Using the data below, copy each line that includes the word "into".
——
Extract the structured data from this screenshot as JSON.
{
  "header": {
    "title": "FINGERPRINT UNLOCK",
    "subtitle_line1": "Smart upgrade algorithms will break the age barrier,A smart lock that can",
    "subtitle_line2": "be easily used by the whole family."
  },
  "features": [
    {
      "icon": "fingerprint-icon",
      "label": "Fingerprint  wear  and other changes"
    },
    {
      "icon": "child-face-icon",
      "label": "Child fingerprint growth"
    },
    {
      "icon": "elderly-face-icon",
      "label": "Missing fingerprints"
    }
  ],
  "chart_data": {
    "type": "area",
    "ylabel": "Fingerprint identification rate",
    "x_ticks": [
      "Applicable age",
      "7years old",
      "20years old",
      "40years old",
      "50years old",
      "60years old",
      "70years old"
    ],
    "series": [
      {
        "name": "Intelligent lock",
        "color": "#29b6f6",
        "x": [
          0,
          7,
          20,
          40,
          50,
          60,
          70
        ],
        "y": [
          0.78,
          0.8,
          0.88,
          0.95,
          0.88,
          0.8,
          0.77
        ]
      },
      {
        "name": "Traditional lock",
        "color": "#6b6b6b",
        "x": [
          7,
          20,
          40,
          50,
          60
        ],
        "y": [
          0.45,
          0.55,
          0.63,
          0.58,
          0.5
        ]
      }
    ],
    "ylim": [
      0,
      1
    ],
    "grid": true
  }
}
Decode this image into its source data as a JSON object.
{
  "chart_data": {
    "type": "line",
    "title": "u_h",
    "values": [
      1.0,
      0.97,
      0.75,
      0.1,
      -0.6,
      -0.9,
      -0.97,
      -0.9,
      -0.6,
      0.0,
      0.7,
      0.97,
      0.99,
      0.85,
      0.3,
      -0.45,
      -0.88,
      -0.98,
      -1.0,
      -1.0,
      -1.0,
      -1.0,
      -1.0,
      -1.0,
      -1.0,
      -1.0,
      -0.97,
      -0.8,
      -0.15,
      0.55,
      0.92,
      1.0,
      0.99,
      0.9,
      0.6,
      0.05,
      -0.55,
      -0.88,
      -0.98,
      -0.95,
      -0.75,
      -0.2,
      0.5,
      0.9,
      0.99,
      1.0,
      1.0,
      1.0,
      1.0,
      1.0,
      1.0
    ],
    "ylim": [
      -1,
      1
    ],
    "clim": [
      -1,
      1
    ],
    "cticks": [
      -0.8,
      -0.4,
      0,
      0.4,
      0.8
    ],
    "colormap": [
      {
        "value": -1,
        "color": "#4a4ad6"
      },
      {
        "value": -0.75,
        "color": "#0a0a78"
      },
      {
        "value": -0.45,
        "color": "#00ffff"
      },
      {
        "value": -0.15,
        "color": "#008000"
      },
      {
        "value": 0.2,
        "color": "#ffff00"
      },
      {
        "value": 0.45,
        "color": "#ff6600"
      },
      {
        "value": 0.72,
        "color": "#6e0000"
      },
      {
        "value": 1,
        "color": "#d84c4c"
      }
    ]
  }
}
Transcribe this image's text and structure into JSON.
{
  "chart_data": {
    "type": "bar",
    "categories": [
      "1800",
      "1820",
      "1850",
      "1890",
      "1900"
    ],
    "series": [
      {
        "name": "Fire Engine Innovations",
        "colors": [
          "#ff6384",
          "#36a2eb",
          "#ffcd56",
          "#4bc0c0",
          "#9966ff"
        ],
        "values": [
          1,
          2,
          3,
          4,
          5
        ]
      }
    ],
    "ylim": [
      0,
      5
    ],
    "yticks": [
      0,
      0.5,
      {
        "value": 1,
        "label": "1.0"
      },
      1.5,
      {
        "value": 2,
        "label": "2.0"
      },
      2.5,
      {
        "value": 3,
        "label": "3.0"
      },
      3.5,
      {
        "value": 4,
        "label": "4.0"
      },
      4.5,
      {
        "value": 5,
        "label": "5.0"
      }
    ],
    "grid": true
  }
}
——
_Answer below:_
Decode this image into its source data as a JSON object.
Transcribe this image's text and structure into JSON.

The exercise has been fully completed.